[BEGIN]
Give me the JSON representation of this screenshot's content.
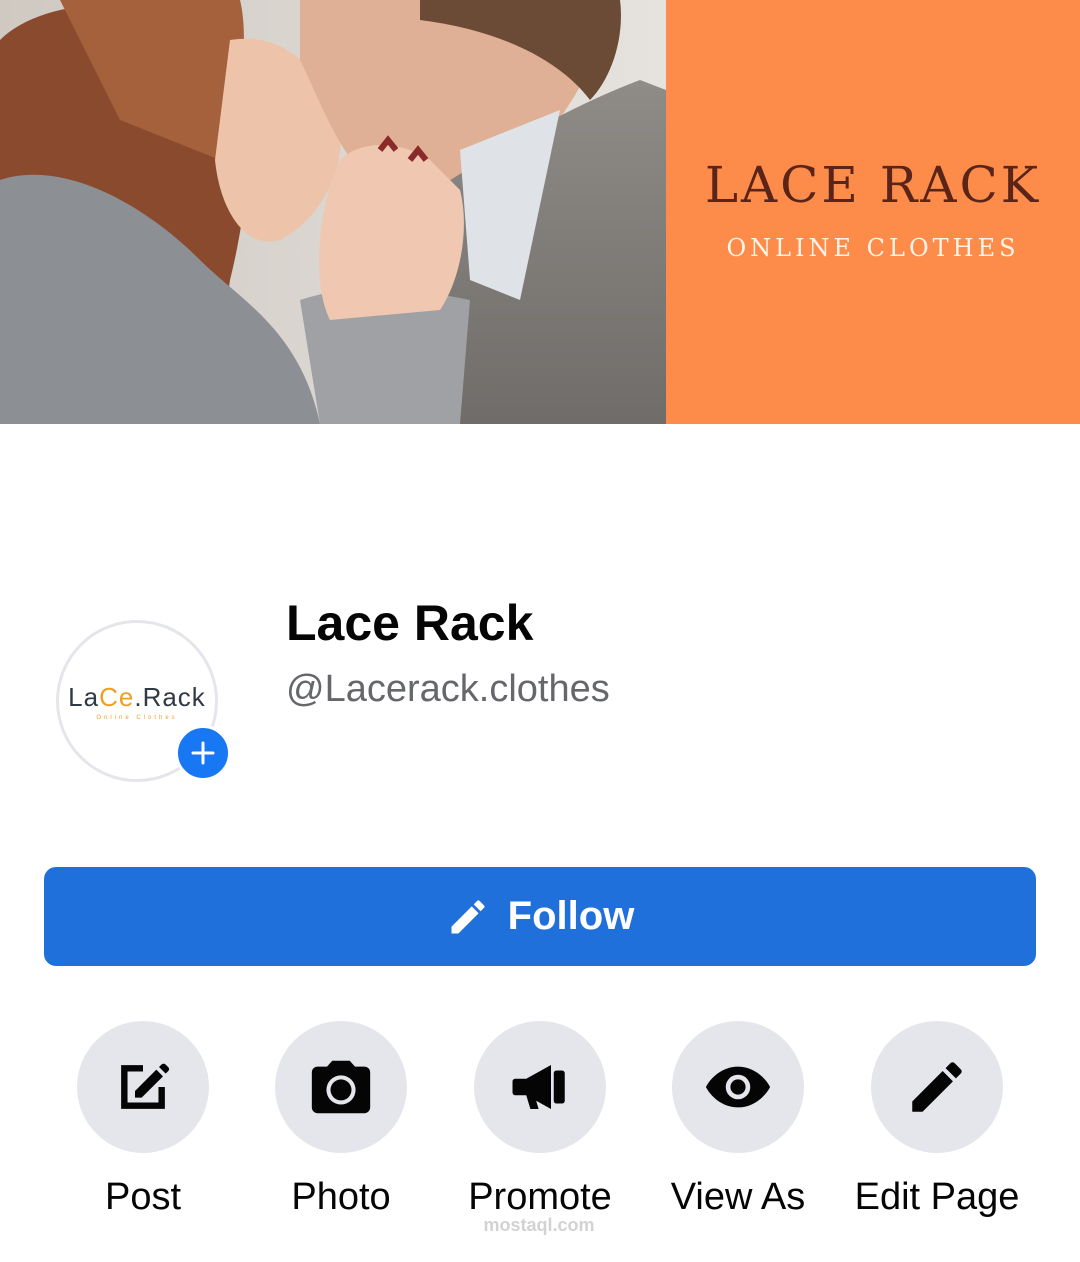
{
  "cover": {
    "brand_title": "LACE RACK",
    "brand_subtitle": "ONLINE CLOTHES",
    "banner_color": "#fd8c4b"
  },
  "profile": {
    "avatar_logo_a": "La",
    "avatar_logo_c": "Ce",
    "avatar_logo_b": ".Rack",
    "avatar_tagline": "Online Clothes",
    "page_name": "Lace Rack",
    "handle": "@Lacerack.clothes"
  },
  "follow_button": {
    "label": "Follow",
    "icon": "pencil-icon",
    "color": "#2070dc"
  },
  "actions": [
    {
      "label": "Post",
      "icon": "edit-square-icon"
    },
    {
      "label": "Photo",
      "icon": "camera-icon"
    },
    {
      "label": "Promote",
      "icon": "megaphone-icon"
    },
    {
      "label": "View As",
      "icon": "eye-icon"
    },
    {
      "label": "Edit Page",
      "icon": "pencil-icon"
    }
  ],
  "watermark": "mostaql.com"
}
[END]
[BEGIN]
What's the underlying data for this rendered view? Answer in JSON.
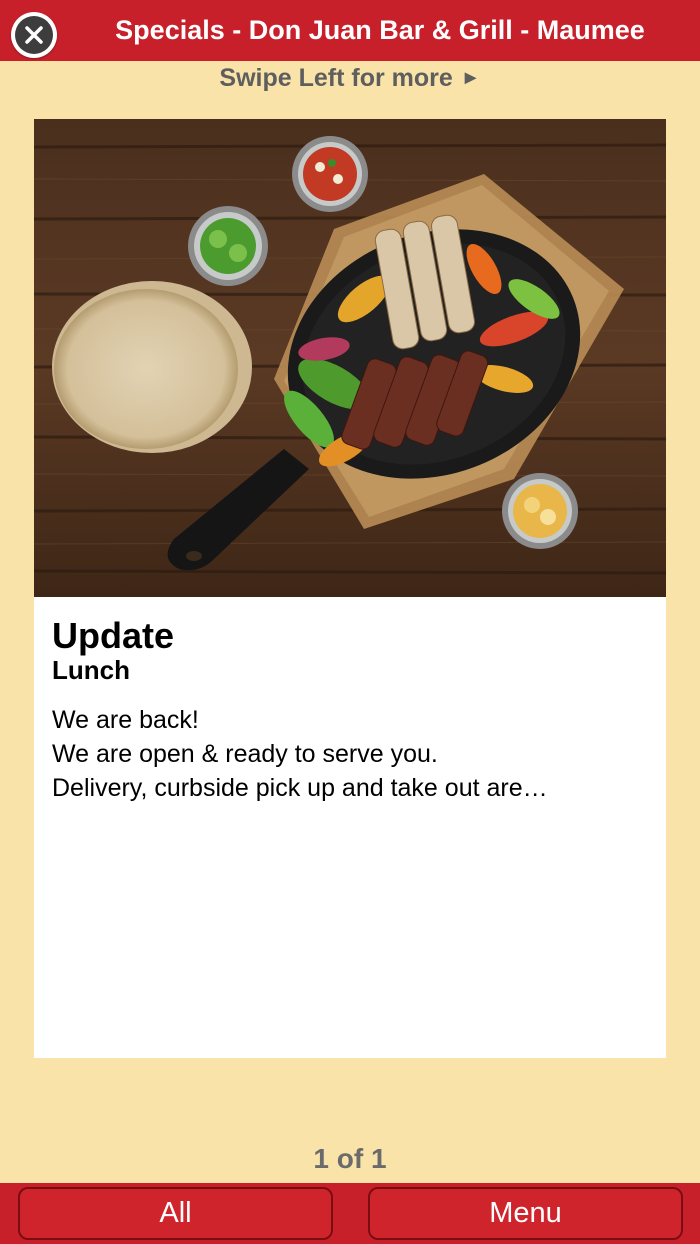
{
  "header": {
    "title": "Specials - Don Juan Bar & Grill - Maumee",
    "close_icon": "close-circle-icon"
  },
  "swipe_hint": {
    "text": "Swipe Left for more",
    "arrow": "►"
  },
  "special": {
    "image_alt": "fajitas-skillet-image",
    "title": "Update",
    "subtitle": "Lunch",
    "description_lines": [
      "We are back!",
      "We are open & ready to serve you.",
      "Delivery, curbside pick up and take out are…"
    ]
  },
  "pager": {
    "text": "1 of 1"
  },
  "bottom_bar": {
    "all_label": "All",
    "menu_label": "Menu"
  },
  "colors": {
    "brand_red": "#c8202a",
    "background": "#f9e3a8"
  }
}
[END]
## EXERCISE PROMPT
From the records above, pull out each line that has "icon".

## SOLUTION
    "icon": "pencil-icon",
      "icon": "edit-square-icon"
      "icon": "camera-icon"
      "icon": "megaphone-icon"
      "icon": "eye-icon"
      "icon": "pencil-icon"
    "close_icon": "close-circle-icon"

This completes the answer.